#### Records for the task ####

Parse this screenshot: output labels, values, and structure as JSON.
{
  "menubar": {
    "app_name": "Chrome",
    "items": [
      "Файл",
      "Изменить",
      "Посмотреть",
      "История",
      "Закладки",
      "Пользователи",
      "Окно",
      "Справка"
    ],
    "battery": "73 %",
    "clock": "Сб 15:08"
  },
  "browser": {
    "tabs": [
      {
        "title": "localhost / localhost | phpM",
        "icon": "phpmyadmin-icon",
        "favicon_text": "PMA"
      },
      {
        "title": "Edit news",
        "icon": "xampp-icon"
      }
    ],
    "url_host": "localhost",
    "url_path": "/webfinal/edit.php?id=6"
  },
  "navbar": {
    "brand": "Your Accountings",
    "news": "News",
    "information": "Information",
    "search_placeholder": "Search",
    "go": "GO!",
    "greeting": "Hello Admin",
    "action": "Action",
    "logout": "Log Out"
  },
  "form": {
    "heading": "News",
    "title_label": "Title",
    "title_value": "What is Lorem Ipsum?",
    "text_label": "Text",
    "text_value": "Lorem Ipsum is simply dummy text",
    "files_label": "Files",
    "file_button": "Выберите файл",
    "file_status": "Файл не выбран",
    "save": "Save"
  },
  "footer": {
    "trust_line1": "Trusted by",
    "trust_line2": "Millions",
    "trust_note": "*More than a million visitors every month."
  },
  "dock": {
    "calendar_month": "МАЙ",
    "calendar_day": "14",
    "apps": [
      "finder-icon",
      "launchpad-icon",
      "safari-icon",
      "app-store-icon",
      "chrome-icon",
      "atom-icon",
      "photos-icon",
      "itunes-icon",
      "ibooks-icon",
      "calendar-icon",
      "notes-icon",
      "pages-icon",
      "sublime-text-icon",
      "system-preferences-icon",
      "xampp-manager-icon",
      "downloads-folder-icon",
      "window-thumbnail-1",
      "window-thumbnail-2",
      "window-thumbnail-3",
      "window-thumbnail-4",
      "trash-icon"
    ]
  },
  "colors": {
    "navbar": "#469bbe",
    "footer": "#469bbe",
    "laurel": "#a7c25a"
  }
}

####

• [What the exercise asks] Repeat each record in full; every line must match exactly.

• [Output for this exercise]
Parse this screenshot: output labels, values, and structure as JSON.
{
  "menubar": {
    "app_name": "Chrome",
    "items": [
      "Файл",
      "Изменить",
      "Посмотреть",
      "История",
      "Закладки",
      "Пользователи",
      "Окно",
      "Справка"
    ],
    "battery": "73 %",
    "clock": "Сб 15:08"
  },
  "browser": {
    "tabs": [
      {
        "title": "localhost / localhost | phpM",
        "icon": "phpmyadmin-icon",
        "favicon_text": "PMA"
      },
      {
        "title": "Edit news",
        "icon": "xampp-icon"
      }
    ],
    "url_host": "localhost",
    "url_path": "/webfinal/edit.php?id=6"
  },
  "navbar": {
    "brand": "Your Accountings",
    "news": "News",
    "information": "Information",
    "search_placeholder": "Search",
    "go": "GO!",
    "greeting": "Hello Admin",
    "action": "Action",
    "logout": "Log Out"
  },
  "form": {
    "heading": "News",
    "title_label": "Title",
    "title_value": "What is Lorem Ipsum?",
    "text_label": "Text",
    "text_value": "Lorem Ipsum is simply dummy text",
    "files_label": "Files",
    "file_button": "Выберите файл",
    "file_status": "Файл не выбран",
    "save": "Save"
  },
  "footer": {
    "trust_line1": "Trusted by",
    "trust_line2": "Millions",
    "trust_note": "*More than a million visitors every month."
  },
  "dock": {
    "calendar_month": "МАЙ",
    "calendar_day": "14",
    "apps": [
      "finder-icon",
      "launchpad-icon",
      "safari-icon",
      "app-store-icon",
      "chrome-icon",
      "atom-icon",
      "photos-icon",
      "itunes-icon",
      "ibooks-icon",
      "calendar-icon",
      "notes-icon",
      "pages-icon",
      "sublime-text-icon",
      "system-preferences-icon",
      "xampp-manager-icon",
      "downloads-folder-icon",
      "window-thumbnail-1",
      "window-thumbnail-2",
      "window-thumbnail-3",
      "window-thumbnail-4",
      "trash-icon"
    ]
  },
  "colors": {
    "navbar": "#469bbe",
    "footer": "#469bbe",
    "laurel": "#a7c25a"
  }
}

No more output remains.